* GIVEN INSTRUCTION
Below are entries. Pull out all lines containing "Tomcat".

* DATA FOR THIS EXERCISE
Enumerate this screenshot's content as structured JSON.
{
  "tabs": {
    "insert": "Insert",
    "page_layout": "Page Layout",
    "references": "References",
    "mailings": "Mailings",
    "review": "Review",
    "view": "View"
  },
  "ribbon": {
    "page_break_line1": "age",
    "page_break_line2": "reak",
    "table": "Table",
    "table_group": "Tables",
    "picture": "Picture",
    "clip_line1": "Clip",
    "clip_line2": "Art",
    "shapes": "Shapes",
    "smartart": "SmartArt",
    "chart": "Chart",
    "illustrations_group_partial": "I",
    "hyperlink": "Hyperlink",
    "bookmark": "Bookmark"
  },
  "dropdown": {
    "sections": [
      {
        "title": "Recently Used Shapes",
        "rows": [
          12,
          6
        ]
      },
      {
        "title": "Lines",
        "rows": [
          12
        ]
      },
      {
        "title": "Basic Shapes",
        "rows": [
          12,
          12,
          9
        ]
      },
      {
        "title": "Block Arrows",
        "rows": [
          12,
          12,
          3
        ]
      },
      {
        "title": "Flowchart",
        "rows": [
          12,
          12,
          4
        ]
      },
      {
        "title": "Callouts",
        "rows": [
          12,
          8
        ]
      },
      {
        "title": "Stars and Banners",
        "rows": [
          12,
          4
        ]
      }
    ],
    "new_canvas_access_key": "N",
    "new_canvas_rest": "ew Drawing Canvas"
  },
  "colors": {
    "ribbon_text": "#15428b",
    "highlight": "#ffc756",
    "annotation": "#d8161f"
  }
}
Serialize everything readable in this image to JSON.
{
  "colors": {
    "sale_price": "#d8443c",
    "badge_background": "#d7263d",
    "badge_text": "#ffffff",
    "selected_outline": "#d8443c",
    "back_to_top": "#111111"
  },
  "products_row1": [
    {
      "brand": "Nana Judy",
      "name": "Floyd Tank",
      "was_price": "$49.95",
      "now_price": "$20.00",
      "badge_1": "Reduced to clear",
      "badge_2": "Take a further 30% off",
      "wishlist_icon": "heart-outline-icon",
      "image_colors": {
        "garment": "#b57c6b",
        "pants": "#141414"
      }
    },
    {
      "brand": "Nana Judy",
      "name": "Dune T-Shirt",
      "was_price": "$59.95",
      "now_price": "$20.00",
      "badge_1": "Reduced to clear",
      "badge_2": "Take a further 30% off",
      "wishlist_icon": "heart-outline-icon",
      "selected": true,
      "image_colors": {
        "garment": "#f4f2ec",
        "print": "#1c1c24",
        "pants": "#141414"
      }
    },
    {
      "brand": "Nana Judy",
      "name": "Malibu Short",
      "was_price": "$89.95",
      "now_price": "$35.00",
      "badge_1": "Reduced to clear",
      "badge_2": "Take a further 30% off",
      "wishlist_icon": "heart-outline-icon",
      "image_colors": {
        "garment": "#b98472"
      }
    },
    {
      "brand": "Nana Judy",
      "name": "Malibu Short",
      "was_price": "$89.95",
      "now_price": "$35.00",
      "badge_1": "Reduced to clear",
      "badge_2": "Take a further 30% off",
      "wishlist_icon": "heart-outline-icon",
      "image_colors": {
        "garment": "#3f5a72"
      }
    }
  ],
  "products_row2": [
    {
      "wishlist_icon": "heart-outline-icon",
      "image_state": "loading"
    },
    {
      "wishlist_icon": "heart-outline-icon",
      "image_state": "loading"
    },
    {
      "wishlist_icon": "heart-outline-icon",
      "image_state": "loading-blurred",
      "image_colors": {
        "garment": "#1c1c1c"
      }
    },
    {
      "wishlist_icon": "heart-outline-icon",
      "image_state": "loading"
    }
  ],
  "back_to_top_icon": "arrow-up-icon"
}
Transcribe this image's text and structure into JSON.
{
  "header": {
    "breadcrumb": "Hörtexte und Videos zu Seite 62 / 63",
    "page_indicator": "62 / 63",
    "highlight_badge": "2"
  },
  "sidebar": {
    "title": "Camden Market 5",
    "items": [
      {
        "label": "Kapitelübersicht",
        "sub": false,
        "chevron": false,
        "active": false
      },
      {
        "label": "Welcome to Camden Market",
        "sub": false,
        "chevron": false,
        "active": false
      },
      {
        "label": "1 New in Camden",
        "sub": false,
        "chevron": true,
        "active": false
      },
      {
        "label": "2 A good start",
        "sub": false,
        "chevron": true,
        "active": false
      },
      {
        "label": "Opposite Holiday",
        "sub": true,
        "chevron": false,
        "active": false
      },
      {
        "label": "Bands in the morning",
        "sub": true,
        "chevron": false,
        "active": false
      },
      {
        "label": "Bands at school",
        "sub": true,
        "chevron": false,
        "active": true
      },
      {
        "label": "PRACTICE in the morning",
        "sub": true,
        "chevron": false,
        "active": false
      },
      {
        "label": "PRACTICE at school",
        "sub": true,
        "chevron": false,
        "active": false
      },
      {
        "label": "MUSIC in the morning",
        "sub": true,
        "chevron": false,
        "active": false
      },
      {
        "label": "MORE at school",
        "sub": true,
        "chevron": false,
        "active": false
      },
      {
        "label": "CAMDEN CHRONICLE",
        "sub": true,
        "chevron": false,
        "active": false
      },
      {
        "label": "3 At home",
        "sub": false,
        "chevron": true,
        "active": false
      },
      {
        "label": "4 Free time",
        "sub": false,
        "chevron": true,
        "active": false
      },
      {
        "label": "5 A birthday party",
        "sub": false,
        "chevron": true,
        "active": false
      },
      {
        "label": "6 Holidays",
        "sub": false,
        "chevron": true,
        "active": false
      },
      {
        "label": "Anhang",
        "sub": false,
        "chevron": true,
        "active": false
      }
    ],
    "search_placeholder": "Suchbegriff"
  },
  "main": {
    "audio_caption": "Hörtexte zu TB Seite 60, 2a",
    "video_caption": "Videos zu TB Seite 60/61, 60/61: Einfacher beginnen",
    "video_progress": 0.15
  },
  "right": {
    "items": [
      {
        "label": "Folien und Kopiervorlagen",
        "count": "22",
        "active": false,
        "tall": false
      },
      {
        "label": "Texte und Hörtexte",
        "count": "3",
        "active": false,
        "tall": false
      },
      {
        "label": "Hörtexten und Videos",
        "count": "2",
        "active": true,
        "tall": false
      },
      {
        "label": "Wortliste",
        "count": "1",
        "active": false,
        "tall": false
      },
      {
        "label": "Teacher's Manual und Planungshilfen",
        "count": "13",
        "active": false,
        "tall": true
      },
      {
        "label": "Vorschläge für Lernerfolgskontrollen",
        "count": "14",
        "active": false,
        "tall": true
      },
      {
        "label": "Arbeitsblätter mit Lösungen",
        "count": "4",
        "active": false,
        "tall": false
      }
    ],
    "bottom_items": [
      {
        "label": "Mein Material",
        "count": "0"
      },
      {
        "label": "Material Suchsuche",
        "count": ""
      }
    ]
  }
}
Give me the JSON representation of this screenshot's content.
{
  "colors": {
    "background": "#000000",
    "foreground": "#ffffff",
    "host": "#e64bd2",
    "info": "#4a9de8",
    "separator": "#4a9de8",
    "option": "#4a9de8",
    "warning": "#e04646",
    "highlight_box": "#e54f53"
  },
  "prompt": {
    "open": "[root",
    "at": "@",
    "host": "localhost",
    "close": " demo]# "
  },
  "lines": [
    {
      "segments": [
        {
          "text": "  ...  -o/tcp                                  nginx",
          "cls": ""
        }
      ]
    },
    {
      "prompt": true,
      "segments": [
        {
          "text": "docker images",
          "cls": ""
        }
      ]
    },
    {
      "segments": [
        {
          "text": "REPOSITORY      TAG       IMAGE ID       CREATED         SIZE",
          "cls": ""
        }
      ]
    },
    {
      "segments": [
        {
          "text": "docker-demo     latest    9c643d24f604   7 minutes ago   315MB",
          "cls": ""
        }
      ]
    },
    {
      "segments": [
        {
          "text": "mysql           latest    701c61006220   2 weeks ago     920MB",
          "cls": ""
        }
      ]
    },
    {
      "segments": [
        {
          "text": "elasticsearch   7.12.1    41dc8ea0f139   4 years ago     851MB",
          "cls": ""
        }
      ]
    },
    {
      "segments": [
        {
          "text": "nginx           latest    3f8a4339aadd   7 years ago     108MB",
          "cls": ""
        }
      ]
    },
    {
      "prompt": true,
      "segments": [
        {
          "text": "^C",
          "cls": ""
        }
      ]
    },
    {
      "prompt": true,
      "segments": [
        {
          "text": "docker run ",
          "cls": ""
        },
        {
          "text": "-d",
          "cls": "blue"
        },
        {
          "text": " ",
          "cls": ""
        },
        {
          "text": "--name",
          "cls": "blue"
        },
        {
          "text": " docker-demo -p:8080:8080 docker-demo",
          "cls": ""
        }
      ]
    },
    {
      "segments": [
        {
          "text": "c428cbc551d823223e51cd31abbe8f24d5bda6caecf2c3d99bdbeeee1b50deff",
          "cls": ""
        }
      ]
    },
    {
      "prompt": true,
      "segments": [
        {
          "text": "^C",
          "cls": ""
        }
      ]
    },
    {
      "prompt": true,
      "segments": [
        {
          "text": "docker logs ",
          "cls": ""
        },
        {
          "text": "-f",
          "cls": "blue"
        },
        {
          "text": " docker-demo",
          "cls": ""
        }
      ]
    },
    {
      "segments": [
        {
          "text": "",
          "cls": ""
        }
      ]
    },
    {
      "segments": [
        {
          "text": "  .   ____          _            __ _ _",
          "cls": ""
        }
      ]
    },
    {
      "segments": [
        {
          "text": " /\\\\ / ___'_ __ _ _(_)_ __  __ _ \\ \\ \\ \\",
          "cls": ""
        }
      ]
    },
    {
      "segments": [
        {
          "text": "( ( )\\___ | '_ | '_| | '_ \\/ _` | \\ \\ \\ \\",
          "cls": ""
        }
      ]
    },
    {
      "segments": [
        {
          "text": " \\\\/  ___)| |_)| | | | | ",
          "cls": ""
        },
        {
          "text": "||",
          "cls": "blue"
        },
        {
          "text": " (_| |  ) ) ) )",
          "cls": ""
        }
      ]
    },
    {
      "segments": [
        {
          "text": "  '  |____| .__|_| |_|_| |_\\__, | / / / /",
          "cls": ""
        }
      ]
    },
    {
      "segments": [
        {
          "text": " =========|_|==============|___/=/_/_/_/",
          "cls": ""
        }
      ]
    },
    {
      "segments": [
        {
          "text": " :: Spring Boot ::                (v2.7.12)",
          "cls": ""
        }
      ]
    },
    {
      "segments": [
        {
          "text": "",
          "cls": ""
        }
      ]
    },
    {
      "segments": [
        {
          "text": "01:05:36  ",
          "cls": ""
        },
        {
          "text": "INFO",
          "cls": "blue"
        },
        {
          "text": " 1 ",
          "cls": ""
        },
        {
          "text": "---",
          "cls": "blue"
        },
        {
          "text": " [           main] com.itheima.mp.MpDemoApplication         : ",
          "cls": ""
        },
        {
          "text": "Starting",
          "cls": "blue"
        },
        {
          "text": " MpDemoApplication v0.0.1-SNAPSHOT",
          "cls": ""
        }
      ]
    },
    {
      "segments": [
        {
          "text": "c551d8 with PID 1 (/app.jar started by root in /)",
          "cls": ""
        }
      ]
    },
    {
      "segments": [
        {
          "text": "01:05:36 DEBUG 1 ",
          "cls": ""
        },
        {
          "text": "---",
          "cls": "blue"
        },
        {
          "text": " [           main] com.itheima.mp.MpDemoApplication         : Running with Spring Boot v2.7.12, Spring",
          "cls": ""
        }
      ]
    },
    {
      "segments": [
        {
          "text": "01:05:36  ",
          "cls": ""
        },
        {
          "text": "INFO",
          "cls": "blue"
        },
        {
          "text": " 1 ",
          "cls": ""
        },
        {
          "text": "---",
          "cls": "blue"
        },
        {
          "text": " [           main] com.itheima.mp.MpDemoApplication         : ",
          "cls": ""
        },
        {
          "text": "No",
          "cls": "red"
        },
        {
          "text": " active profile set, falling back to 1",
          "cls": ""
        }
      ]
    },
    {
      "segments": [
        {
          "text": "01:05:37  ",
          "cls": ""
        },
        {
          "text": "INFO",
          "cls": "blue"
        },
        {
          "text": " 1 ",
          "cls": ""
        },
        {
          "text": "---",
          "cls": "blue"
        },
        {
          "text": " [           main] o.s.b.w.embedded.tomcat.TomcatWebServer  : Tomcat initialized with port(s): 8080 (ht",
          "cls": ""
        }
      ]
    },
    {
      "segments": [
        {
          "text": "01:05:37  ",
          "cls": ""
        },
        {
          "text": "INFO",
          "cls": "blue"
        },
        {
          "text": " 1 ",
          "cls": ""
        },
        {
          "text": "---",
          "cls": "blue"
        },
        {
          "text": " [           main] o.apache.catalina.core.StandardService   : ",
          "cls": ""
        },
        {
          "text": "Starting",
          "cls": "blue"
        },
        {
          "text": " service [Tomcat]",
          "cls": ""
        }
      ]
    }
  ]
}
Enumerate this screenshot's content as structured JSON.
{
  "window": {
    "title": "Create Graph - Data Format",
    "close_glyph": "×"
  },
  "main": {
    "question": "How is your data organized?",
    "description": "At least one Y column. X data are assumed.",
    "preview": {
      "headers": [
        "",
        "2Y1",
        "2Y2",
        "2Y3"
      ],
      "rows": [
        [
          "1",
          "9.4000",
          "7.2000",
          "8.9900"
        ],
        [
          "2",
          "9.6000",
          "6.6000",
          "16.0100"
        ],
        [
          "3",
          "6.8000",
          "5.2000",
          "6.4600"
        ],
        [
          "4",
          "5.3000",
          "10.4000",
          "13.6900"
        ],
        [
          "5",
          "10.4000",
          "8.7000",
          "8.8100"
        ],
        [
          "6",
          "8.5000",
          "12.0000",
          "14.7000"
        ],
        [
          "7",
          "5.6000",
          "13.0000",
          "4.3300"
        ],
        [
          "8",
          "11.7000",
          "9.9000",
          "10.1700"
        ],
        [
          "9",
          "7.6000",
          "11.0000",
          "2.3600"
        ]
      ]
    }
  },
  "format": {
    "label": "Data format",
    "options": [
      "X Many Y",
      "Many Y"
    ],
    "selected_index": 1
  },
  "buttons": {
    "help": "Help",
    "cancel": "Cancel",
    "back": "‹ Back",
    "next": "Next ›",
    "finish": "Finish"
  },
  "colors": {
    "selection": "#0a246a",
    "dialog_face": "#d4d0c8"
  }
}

* FULL SOLUTION
          "text": " [           main] o.s.b.w.embedded.tomcat.TomcatWebServer  : Tomcat initialized with port(s): 8080 (ht",
          "text": " service [Tomcat]",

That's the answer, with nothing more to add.